* **Task details**:
Restate the data exactly as given and keep the pictures out.

(Dataset entries on figures)
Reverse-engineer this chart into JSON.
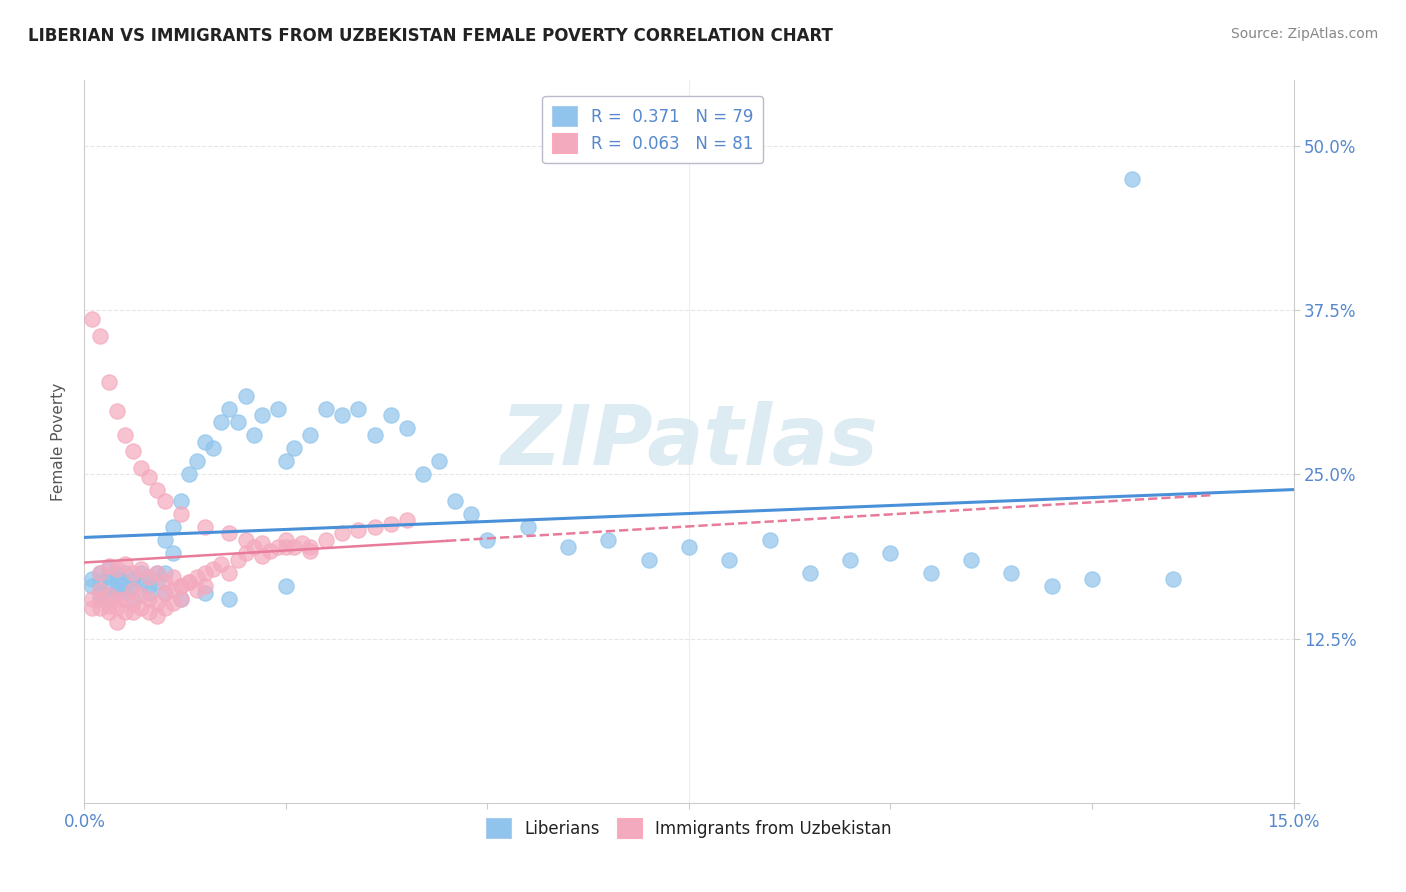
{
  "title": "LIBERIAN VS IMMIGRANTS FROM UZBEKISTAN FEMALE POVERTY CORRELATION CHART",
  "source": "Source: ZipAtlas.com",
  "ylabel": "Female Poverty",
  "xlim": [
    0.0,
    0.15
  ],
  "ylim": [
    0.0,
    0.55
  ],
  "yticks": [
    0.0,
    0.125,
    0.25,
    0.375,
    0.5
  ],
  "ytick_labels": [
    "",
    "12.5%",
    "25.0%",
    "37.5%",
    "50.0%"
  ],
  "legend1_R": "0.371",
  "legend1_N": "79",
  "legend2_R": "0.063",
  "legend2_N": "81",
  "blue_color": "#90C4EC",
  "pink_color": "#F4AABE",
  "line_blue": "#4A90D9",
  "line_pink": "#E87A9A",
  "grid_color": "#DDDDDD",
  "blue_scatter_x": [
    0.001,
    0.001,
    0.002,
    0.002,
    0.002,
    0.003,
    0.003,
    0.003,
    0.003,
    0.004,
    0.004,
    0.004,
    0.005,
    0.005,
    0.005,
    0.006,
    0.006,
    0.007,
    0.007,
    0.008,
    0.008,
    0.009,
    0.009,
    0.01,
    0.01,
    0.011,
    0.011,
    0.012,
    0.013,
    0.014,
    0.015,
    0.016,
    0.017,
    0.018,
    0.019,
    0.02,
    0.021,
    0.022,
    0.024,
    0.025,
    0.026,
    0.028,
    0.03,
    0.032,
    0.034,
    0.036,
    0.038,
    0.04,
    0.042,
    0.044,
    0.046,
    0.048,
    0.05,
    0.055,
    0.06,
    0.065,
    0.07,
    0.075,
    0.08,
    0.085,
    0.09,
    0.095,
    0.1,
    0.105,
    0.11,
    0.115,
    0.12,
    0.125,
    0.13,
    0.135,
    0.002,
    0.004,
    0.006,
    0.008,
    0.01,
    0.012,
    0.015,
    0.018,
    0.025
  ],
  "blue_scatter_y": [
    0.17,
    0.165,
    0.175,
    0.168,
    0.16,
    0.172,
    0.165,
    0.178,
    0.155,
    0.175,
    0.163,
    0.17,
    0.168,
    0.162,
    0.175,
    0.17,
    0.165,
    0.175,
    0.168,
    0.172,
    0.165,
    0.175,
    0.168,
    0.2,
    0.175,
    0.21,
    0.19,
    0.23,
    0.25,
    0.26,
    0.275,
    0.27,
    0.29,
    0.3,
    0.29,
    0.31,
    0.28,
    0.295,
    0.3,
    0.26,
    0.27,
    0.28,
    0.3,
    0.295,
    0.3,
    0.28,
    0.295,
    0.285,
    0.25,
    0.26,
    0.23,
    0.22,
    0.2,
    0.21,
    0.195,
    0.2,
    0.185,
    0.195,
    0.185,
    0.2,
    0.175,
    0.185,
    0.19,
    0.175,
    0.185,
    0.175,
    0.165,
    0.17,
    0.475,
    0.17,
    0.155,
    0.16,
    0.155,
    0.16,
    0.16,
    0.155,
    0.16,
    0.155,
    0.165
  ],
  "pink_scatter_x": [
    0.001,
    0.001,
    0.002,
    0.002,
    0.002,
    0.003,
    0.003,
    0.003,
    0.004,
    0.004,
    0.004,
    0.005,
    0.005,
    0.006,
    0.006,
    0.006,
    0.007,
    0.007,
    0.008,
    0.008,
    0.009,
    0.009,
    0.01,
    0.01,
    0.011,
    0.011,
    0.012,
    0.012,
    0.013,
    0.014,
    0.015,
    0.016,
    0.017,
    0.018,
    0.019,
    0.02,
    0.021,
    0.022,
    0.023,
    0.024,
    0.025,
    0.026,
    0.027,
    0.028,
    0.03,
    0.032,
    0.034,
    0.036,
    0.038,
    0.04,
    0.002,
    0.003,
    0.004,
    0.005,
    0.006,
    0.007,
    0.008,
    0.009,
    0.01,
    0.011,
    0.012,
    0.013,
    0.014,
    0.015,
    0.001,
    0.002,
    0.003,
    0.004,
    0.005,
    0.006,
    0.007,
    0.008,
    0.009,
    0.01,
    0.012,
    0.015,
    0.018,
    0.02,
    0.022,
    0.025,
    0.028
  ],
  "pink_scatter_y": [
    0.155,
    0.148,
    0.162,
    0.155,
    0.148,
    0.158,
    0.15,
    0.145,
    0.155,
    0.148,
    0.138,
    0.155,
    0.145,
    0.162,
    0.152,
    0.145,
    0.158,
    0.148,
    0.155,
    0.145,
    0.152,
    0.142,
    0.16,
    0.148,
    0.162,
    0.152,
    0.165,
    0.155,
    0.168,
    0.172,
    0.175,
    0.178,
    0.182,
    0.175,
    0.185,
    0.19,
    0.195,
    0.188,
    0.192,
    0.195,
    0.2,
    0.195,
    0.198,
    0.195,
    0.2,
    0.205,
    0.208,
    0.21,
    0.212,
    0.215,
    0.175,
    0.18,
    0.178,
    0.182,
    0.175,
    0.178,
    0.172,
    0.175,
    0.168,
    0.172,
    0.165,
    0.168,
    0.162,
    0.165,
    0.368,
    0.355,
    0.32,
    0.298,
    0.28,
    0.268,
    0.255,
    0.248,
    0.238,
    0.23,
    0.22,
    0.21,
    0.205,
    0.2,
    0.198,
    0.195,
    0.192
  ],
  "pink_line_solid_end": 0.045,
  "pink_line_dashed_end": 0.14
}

* **Task output**:
Reverse-engineer this chart into JSON.
{
  "title": "LIBERIAN VS IMMIGRANTS FROM UZBEKISTAN FEMALE POVERTY CORRELATION CHART",
  "source": "Source: ZipAtlas.com",
  "ylabel": "Female Poverty",
  "xlim": [
    0.0,
    0.15
  ],
  "ylim": [
    0.0,
    0.55
  ],
  "yticks": [
    0.0,
    0.125,
    0.25,
    0.375,
    0.5
  ],
  "ytick_labels": [
    "",
    "12.5%",
    "25.0%",
    "37.5%",
    "50.0%"
  ],
  "legend1_R": "0.371",
  "legend1_N": "79",
  "legend2_R": "0.063",
  "legend2_N": "81",
  "blue_color": "#90C4EC",
  "pink_color": "#F4AABE",
  "line_blue": "#4A90D9",
  "line_pink": "#E87A9A",
  "grid_color": "#DDDDDD",
  "blue_scatter_x": [
    0.001,
    0.001,
    0.002,
    0.002,
    0.002,
    0.003,
    0.003,
    0.003,
    0.003,
    0.004,
    0.004,
    0.004,
    0.005,
    0.005,
    0.005,
    0.006,
    0.006,
    0.007,
    0.007,
    0.008,
    0.008,
    0.009,
    0.009,
    0.01,
    0.01,
    0.011,
    0.011,
    0.012,
    0.013,
    0.014,
    0.015,
    0.016,
    0.017,
    0.018,
    0.019,
    0.02,
    0.021,
    0.022,
    0.024,
    0.025,
    0.026,
    0.028,
    0.03,
    0.032,
    0.034,
    0.036,
    0.038,
    0.04,
    0.042,
    0.044,
    0.046,
    0.048,
    0.05,
    0.055,
    0.06,
    0.065,
    0.07,
    0.075,
    0.08,
    0.085,
    0.09,
    0.095,
    0.1,
    0.105,
    0.11,
    0.115,
    0.12,
    0.125,
    0.13,
    0.135,
    0.002,
    0.004,
    0.006,
    0.008,
    0.01,
    0.012,
    0.015,
    0.018,
    0.025
  ],
  "blue_scatter_y": [
    0.17,
    0.165,
    0.175,
    0.168,
    0.16,
    0.172,
    0.165,
    0.178,
    0.155,
    0.175,
    0.163,
    0.17,
    0.168,
    0.162,
    0.175,
    0.17,
    0.165,
    0.175,
    0.168,
    0.172,
    0.165,
    0.175,
    0.168,
    0.2,
    0.175,
    0.21,
    0.19,
    0.23,
    0.25,
    0.26,
    0.275,
    0.27,
    0.29,
    0.3,
    0.29,
    0.31,
    0.28,
    0.295,
    0.3,
    0.26,
    0.27,
    0.28,
    0.3,
    0.295,
    0.3,
    0.28,
    0.295,
    0.285,
    0.25,
    0.26,
    0.23,
    0.22,
    0.2,
    0.21,
    0.195,
    0.2,
    0.185,
    0.195,
    0.185,
    0.2,
    0.175,
    0.185,
    0.19,
    0.175,
    0.185,
    0.175,
    0.165,
    0.17,
    0.475,
    0.17,
    0.155,
    0.16,
    0.155,
    0.16,
    0.16,
    0.155,
    0.16,
    0.155,
    0.165
  ],
  "pink_scatter_x": [
    0.001,
    0.001,
    0.002,
    0.002,
    0.002,
    0.003,
    0.003,
    0.003,
    0.004,
    0.004,
    0.004,
    0.005,
    0.005,
    0.006,
    0.006,
    0.006,
    0.007,
    0.007,
    0.008,
    0.008,
    0.009,
    0.009,
    0.01,
    0.01,
    0.011,
    0.011,
    0.012,
    0.012,
    0.013,
    0.014,
    0.015,
    0.016,
    0.017,
    0.018,
    0.019,
    0.02,
    0.021,
    0.022,
    0.023,
    0.024,
    0.025,
    0.026,
    0.027,
    0.028,
    0.03,
    0.032,
    0.034,
    0.036,
    0.038,
    0.04,
    0.002,
    0.003,
    0.004,
    0.005,
    0.006,
    0.007,
    0.008,
    0.009,
    0.01,
    0.011,
    0.012,
    0.013,
    0.014,
    0.015,
    0.001,
    0.002,
    0.003,
    0.004,
    0.005,
    0.006,
    0.007,
    0.008,
    0.009,
    0.01,
    0.012,
    0.015,
    0.018,
    0.02,
    0.022,
    0.025,
    0.028
  ],
  "pink_scatter_y": [
    0.155,
    0.148,
    0.162,
    0.155,
    0.148,
    0.158,
    0.15,
    0.145,
    0.155,
    0.148,
    0.138,
    0.155,
    0.145,
    0.162,
    0.152,
    0.145,
    0.158,
    0.148,
    0.155,
    0.145,
    0.152,
    0.142,
    0.16,
    0.148,
    0.162,
    0.152,
    0.165,
    0.155,
    0.168,
    0.172,
    0.175,
    0.178,
    0.182,
    0.175,
    0.185,
    0.19,
    0.195,
    0.188,
    0.192,
    0.195,
    0.2,
    0.195,
    0.198,
    0.195,
    0.2,
    0.205,
    0.208,
    0.21,
    0.212,
    0.215,
    0.175,
    0.18,
    0.178,
    0.182,
    0.175,
    0.178,
    0.172,
    0.175,
    0.168,
    0.172,
    0.165,
    0.168,
    0.162,
    0.165,
    0.368,
    0.355,
    0.32,
    0.298,
    0.28,
    0.268,
    0.255,
    0.248,
    0.238,
    0.23,
    0.22,
    0.21,
    0.205,
    0.2,
    0.198,
    0.195,
    0.192
  ],
  "pink_line_solid_end": 0.045,
  "pink_line_dashed_end": 0.14
}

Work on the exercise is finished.